=== Problem statement ===
Retype every entry exactly, character for character.

=== Records shown ===
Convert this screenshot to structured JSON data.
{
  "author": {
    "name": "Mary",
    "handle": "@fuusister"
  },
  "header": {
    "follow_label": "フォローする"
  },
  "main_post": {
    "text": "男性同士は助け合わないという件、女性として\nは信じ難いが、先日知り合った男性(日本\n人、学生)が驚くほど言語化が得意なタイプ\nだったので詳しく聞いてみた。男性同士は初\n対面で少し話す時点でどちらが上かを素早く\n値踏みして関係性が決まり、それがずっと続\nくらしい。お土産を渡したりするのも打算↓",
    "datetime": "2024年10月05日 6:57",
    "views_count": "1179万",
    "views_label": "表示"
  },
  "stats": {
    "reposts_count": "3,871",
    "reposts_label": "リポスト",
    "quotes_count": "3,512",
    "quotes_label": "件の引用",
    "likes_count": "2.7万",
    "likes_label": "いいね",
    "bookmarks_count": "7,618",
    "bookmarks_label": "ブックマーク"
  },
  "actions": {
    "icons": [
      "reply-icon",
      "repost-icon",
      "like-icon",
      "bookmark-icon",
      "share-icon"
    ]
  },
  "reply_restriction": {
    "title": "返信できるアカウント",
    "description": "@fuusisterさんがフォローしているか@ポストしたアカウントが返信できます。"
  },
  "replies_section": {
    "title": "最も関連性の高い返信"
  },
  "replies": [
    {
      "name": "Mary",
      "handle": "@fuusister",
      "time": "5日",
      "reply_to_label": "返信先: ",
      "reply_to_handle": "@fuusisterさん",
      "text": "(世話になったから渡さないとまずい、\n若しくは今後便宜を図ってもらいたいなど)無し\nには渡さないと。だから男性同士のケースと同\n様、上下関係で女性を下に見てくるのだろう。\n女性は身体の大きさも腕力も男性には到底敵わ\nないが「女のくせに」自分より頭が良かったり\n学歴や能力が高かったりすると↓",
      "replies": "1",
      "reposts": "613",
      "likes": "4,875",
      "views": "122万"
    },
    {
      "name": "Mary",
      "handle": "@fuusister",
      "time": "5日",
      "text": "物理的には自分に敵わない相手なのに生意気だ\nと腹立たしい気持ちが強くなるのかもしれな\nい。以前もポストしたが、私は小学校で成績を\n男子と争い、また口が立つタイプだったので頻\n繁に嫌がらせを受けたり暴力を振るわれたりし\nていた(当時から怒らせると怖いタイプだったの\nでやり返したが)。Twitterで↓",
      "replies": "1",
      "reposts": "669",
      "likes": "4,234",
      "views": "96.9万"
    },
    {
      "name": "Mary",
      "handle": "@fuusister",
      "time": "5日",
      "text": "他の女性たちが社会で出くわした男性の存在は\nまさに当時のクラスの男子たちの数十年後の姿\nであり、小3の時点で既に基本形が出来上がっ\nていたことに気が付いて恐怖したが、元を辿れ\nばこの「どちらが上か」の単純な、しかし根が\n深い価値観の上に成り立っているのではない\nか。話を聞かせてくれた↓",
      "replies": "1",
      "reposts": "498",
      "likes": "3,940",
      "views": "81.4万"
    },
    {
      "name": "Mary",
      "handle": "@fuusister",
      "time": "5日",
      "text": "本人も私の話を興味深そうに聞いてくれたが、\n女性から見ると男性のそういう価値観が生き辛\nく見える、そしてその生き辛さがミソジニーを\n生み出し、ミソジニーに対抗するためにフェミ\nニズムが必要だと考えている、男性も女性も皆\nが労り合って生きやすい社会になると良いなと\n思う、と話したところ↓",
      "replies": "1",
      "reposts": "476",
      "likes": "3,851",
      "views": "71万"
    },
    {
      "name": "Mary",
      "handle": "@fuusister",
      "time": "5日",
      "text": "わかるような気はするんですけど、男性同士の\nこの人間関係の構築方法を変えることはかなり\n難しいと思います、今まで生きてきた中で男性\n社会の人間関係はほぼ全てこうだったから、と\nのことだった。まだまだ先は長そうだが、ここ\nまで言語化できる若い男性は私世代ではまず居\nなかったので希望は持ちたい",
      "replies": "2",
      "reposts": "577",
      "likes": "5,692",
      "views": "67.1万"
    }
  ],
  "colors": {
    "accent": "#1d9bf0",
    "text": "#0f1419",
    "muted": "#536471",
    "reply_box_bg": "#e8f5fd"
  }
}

=== The reply ===
Convert this screenshot to structured JSON data.
{
  "author": {
    "name": "Mary",
    "handle": "@fuusister"
  },
  "header": {
    "follow_label": "フォローする"
  },
  "main_post": {
    "text": "男性同士は助け合わないという件、女性として\nは信じ難いが、先日知り合った男性(日本\n人、学生)が驚くほど言語化が得意なタイプ\nだったので詳しく聞いてみた。男性同士は初\n対面で少し話す時点でどちらが上かを素早く\n値踏みして関係性が決まり、それがずっと続\nくらしい。お土産を渡したりするのも打算↓",
    "datetime": "2024年10月05日 6:57",
    "views_count": "1179万",
    "views_label": "表示"
  },
  "stats": {
    "reposts_count": "3,871",
    "reposts_label": "リポスト",
    "quotes_count": "3,512",
    "quotes_label": "件の引用",
    "likes_count": "2.7万",
    "likes_label": "いいね",
    "bookmarks_count": "7,618",
    "bookmarks_label": "ブックマーク"
  },
  "actions": {
    "icons": [
      "reply-icon",
      "repost-icon",
      "like-icon",
      "bookmark-icon",
      "share-icon"
    ]
  },
  "reply_restriction": {
    "title": "返信できるアカウント",
    "description": "@fuusisterさんがフォローしているか@ポストしたアカウントが返信できます。"
  },
  "replies_section": {
    "title": "最も関連性の高い返信"
  },
  "replies": [
    {
      "name": "Mary",
      "handle": "@fuusister",
      "time": "5日",
      "reply_to_label": "返信先: ",
      "reply_to_handle": "@fuusisterさん",
      "text": "(世話になったから渡さないとまずい、\n若しくは今後便宜を図ってもらいたいなど)無し\nには渡さないと。だから男性同士のケースと同\n様、上下関係で女性を下に見てくるのだろう。\n女性は身体の大きさも腕力も男性には到底敵わ\nないが「女のくせに」自分より頭が良かったり\n学歴や能力が高かったりすると↓",
      "replies": "1",
      "reposts": "613",
      "likes": "4,875",
      "views": "122万"
    },
    {
      "name": "Mary",
      "handle": "@fuusister",
      "time": "5日",
      "text": "物理的には自分に敵わない相手なのに生意気だ\nと腹立たしい気持ちが強くなるのかもしれな\nい。以前もポストしたが、私は小学校で成績を\n男子と争い、また口が立つタイプだったので頻\n繁に嫌がらせを受けたり暴力を振るわれたりし\nていた(当時から怒らせると怖いタイプだったの\nでやり返したが)。Twitterで↓",
      "replies": "1",
      "reposts": "669",
      "likes": "4,234",
      "views": "96.9万"
    },
    {
      "name": "Mary",
      "handle": "@fuusister",
      "time": "5日",
      "text": "他の女性たちが社会で出くわした男性の存在は\nまさに当時のクラスの男子たちの数十年後の姿\nであり、小3の時点で既に基本形が出来上がっ\nていたことに気が付いて恐怖したが、元を辿れ\nばこの「どちらが上か」の単純な、しかし根が\n深い価値観の上に成り立っているのではない\nか。話を聞かせてくれた↓",
      "replies": "1",
      "reposts": "498",
      "likes": "3,940",
      "views": "81.4万"
    },
    {
      "name": "Mary",
      "handle": "@fuusister",
      "time": "5日",
      "text": "本人も私の話を興味深そうに聞いてくれたが、\n女性から見ると男性のそういう価値観が生き辛\nく見える、そしてその生き辛さがミソジニーを\n生み出し、ミソジニーに対抗するためにフェミ\nニズムが必要だと考えている、男性も女性も皆\nが労り合って生きやすい社会になると良いなと\n思う、と話したところ↓",
      "replies": "1",
      "reposts": "476",
      "likes": "3,851",
      "views": "71万"
    },
    {
      "name": "Mary",
      "handle": "@fuusister",
      "time": "5日",
      "text": "わかるような気はするんですけど、男性同士の\nこの人間関係の構築方法を変えることはかなり\n難しいと思います、今まで生きてきた中で男性\n社会の人間関係はほぼ全てこうだったから、と\nのことだった。まだまだ先は長そうだが、ここ\nまで言語化できる若い男性は私世代ではまず居\nなかったので希望は持ちたい",
      "replies": "2",
      "reposts": "577",
      "likes": "5,692",
      "views": "67.1万"
    }
  ],
  "colors": {
    "accent": "#1d9bf0",
    "text": "#0f1419",
    "muted": "#536471",
    "reply_box_bg": "#e8f5fd"
  }
}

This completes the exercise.